Goal: Read through the data and count the lines that contain the string "한방치료"; give only the result.

Provided records:
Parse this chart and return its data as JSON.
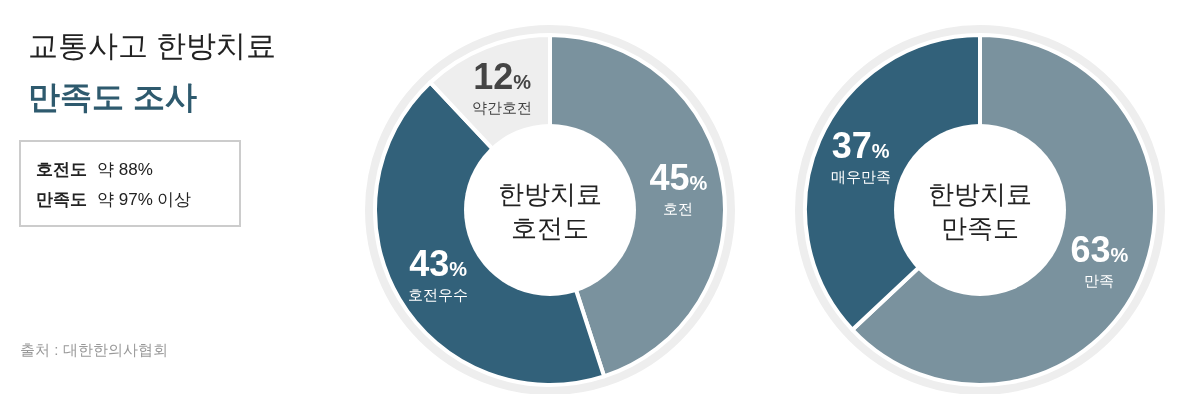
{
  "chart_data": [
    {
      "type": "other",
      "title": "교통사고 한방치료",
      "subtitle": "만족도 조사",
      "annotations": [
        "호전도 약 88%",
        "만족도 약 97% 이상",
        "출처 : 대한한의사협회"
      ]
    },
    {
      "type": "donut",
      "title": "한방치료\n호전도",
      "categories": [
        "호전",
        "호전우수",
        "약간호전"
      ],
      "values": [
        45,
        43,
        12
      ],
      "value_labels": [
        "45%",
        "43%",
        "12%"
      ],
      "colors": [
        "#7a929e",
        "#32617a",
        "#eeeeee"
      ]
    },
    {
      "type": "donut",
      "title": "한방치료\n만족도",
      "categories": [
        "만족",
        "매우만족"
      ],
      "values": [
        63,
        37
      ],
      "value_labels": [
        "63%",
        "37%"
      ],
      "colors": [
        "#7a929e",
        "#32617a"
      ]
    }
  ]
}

Solution for this exercise: 3